• [Task goal] Filter the lines below and keep only those that contain the string "anonymous".

• [Supplied data]

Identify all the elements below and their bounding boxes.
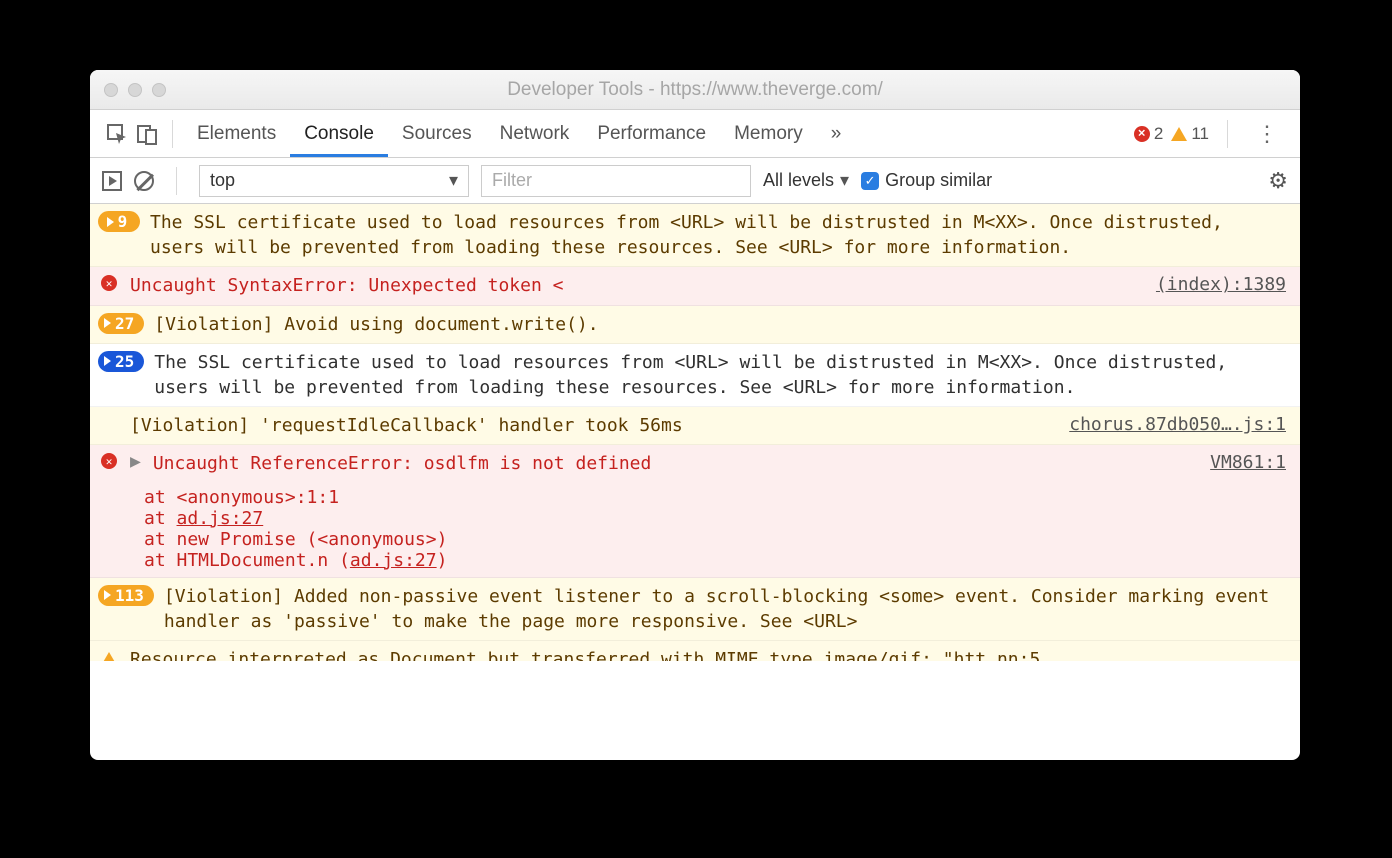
log-message: The SSL certificate used to load resourc…	[154, 350, 1286, 400]
levels-label: All levels	[763, 170, 834, 191]
device-toolbar-icon[interactable]	[132, 119, 162, 149]
warning-count: 11	[1191, 124, 1209, 144]
stack-frame: at HTMLDocument.n (ad.js:27)	[98, 550, 1286, 571]
context-selector[interactable]: top ▾	[199, 165, 469, 197]
log-row[interactable]: 27 [Violation] Avoid using document.writ…	[90, 306, 1300, 344]
error-icon	[101, 275, 117, 291]
tab-elements[interactable]: Elements	[183, 110, 290, 157]
repeat-count-pill: 9	[98, 211, 140, 232]
repeat-count-pill: 113	[98, 585, 154, 606]
log-message: [Violation] 'requestIdleCallback' handle…	[130, 413, 1045, 438]
group-similar-toggle[interactable]: Group similar	[861, 170, 992, 191]
separator	[172, 120, 173, 148]
warning-icon	[102, 652, 116, 661]
toggle-sidebar-icon[interactable]	[102, 171, 122, 191]
log-source-link[interactable]: (index):1389	[1156, 273, 1286, 295]
tab-sources[interactable]: Sources	[388, 110, 486, 157]
log-row[interactable]: 25 The SSL certificate used to load reso…	[90, 344, 1300, 407]
error-icon	[101, 453, 117, 469]
zoom-window-button[interactable]	[152, 83, 166, 97]
error-count-badge[interactable]: 2	[1134, 124, 1163, 144]
spacer	[98, 413, 120, 415]
log-levels-dropdown[interactable]: All levels ▾	[763, 170, 849, 191]
traffic-lights	[104, 83, 166, 97]
stack-frame: at new Promise (<anonymous>)	[98, 529, 1286, 550]
stack-source-link[interactable]: ad.js:27	[350, 550, 437, 571]
devtools-window: Developer Tools - https://www.theverge.c…	[90, 70, 1300, 760]
log-row[interactable]: Uncaught SyntaxError: Unexpected token <…	[90, 267, 1300, 305]
log-row[interactable]: ▶ Uncaught ReferenceError: osdlfm is not…	[90, 445, 1300, 577]
error-count: 2	[1154, 124, 1163, 144]
group-similar-label: Group similar	[885, 170, 992, 191]
separator	[176, 167, 177, 195]
stack-source-link[interactable]: ad.js:27	[177, 508, 264, 529]
log-message: [Violation] Avoid using document.write()…	[154, 312, 1286, 337]
log-row[interactable]: 113 [Violation] Added non-passive event …	[90, 578, 1300, 641]
log-row[interactable]: [Violation] 'requestIdleCallback' handle…	[90, 407, 1300, 445]
log-message: Uncaught SyntaxError: Unexpected token <	[130, 273, 1132, 298]
stack-frame: at ad.js:27	[98, 508, 1286, 529]
log-message: Uncaught ReferenceError: osdlfm is not d…	[153, 451, 1186, 476]
chevron-down-icon: ▾	[449, 170, 458, 191]
warning-count-badge[interactable]: 11	[1171, 124, 1209, 144]
tab-console[interactable]: Console	[290, 110, 388, 157]
log-row[interactable]: 9 The SSL certificate used to load resou…	[90, 204, 1300, 267]
repeat-count-pill: 27	[98, 313, 144, 334]
close-window-button[interactable]	[104, 83, 118, 97]
context-value: top	[210, 170, 235, 191]
warning-icon	[1171, 127, 1187, 141]
minimize-window-button[interactable]	[128, 83, 142, 97]
console-log-area[interactable]: 9 The SSL certificate used to load resou…	[90, 204, 1300, 760]
more-menu-icon[interactable]: ⋮	[1246, 121, 1288, 147]
window-title: Developer Tools - https://www.theverge.c…	[90, 79, 1300, 101]
stack-frame: at <anonymous>:1:1	[98, 487, 1286, 508]
log-row[interactable]: Resource interpreted as Document but tra…	[90, 641, 1300, 661]
chevron-down-icon: ▾	[840, 170, 849, 191]
log-message: Resource interpreted as Document but tra…	[130, 647, 1286, 661]
filter-input[interactable]	[481, 165, 751, 197]
stack-trace: at <anonymous>:1:1 at ad.js:27 at new Pr…	[98, 487, 1286, 571]
log-source-link[interactable]: VM861:1	[1210, 451, 1286, 473]
tab-network[interactable]: Network	[486, 110, 584, 157]
disclosure-triangle-icon[interactable]: ▶	[130, 451, 141, 472]
console-toolbar: top ▾ All levels ▾ Group similar ⚙	[90, 158, 1300, 204]
checkbox-checked-icon	[861, 172, 879, 190]
titlebar: Developer Tools - https://www.theverge.c…	[90, 70, 1300, 110]
error-icon	[1134, 126, 1150, 142]
tab-performance[interactable]: Performance	[583, 110, 720, 157]
inspect-element-icon[interactable]	[102, 119, 132, 149]
panel-tabbar: Elements Console Sources Network Perform…	[90, 110, 1300, 158]
repeat-count-pill: 25	[98, 351, 144, 372]
log-message: The SSL certificate used to load resourc…	[150, 210, 1286, 260]
tabs-overflow[interactable]: »	[817, 110, 856, 157]
separator	[1227, 120, 1228, 148]
log-message: [Violation] Added non-passive event list…	[164, 584, 1286, 634]
log-source-link[interactable]: chorus.87db050….js:1	[1069, 413, 1286, 435]
clear-console-icon[interactable]	[134, 171, 154, 191]
tab-memory[interactable]: Memory	[720, 110, 817, 157]
console-settings-icon[interactable]: ⚙	[1268, 168, 1288, 194]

• [Solution for this exercise]
stack-frame: at new Promise (<anonymous>)	[98, 529, 1286, 550]
stack-frame: at <anonymous>:1:1	[98, 487, 1286, 508]
stack-trace: at <anonymous>:1:1 at ad.js:27 at new Pr…	[98, 487, 1286, 571]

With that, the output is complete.